Collected data entries:
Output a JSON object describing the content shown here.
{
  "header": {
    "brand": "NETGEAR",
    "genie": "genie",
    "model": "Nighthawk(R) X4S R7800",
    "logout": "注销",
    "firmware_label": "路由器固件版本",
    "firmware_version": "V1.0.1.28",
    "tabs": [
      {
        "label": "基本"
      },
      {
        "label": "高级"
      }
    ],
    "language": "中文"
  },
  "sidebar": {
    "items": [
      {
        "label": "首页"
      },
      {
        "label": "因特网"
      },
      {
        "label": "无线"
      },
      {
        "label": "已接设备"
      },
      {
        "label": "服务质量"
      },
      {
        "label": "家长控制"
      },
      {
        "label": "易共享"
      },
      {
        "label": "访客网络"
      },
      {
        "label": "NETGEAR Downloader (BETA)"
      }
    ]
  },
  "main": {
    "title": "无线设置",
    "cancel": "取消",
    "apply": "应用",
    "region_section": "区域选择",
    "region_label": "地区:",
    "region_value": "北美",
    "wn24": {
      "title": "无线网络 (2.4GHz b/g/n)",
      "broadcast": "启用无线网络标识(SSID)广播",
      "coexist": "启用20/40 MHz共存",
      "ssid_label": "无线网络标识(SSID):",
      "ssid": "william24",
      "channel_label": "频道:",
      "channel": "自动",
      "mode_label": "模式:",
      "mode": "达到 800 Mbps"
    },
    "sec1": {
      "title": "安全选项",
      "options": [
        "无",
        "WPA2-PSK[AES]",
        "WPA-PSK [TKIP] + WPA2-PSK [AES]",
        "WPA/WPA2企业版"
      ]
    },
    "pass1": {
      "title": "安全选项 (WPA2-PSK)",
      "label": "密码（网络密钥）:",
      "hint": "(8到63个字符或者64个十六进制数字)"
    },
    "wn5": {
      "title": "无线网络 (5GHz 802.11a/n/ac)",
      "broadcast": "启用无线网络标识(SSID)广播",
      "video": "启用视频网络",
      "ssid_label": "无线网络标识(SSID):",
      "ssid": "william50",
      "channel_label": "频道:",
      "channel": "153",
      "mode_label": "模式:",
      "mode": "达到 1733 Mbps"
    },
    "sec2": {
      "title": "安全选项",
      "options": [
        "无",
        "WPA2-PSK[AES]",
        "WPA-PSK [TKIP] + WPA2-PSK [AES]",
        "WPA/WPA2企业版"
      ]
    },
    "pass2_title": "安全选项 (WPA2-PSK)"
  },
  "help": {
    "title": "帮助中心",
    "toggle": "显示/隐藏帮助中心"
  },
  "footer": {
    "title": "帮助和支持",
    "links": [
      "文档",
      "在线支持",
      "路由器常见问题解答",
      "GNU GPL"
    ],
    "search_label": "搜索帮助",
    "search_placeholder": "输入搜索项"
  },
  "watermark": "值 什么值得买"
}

EXERCISE TASK - Copy out each line of the listing that holds "安全选项".

WRITTEN SOLUTION -
      "title": "安全选项",
      "title": "安全选项 (WPA2-PSK)",
      "title": "安全选项",
    "pass2_title": "安全选项 (WPA2-PSK)"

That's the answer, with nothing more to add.